● **WHAT IS EXPECTED**: Look through the data below and return each line where "icon" appears.

##### RECORDS TO USE

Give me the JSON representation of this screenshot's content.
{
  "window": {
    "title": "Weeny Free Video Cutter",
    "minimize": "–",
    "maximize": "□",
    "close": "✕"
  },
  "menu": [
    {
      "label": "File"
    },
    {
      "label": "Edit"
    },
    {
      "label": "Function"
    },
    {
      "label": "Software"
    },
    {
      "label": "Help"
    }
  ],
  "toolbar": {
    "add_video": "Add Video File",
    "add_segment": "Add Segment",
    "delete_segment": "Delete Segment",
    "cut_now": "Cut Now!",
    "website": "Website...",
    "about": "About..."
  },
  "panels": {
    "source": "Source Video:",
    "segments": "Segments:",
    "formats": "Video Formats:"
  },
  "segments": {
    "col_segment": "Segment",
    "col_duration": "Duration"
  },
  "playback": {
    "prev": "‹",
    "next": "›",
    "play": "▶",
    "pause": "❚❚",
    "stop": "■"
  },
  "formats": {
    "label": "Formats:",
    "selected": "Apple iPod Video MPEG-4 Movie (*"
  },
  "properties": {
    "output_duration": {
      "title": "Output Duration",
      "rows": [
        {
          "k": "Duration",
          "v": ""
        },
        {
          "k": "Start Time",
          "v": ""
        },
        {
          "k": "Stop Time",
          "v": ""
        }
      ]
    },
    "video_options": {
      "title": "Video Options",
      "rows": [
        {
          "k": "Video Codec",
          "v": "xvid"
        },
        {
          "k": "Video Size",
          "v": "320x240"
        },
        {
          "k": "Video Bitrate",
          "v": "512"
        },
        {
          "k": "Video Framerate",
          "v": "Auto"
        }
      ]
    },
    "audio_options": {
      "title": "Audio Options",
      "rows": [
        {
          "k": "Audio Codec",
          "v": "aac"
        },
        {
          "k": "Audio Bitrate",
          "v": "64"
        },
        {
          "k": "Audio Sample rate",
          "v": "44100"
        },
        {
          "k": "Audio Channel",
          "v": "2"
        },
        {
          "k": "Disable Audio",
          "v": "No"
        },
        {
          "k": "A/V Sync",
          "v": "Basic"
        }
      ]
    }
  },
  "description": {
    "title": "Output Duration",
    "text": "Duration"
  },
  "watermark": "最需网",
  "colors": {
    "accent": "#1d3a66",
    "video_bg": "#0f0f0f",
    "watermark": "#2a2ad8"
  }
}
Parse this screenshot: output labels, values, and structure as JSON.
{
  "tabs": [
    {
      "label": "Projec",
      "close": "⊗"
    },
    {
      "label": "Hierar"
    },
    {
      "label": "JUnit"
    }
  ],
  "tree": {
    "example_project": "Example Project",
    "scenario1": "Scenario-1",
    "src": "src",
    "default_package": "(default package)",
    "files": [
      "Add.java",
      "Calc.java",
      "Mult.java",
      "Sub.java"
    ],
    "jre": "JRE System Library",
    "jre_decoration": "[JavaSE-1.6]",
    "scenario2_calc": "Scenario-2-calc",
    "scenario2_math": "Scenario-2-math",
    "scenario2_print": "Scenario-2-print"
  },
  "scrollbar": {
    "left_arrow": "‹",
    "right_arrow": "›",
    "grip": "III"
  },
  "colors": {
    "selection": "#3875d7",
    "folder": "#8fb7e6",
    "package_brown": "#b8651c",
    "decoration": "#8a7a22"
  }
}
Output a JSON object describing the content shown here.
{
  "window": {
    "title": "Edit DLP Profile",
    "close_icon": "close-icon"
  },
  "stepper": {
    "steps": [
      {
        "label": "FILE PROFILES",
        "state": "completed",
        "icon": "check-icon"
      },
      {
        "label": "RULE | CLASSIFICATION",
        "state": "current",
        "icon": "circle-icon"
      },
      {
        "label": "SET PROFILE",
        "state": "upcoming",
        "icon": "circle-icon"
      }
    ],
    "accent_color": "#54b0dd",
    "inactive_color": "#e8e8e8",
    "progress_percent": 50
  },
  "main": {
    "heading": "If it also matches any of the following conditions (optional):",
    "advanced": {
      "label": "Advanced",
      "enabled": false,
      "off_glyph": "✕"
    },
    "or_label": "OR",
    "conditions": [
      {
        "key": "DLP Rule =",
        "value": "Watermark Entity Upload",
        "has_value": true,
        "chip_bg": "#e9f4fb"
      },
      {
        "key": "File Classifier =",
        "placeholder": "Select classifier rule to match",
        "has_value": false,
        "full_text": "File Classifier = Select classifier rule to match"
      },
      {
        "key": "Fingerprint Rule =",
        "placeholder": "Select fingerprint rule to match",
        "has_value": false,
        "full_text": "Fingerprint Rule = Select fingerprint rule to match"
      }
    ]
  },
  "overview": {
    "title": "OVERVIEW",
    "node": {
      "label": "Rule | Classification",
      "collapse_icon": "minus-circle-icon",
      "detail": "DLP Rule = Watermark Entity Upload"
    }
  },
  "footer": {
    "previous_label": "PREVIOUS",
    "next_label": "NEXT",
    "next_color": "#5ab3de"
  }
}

##########

● **CORRECT RESULT**:
    "close_icon": "close-icon"
        "icon": "check-icon"
        "icon": "circle-icon"
        "icon": "circle-icon"
      "collapse_icon": "minus-circle-icon",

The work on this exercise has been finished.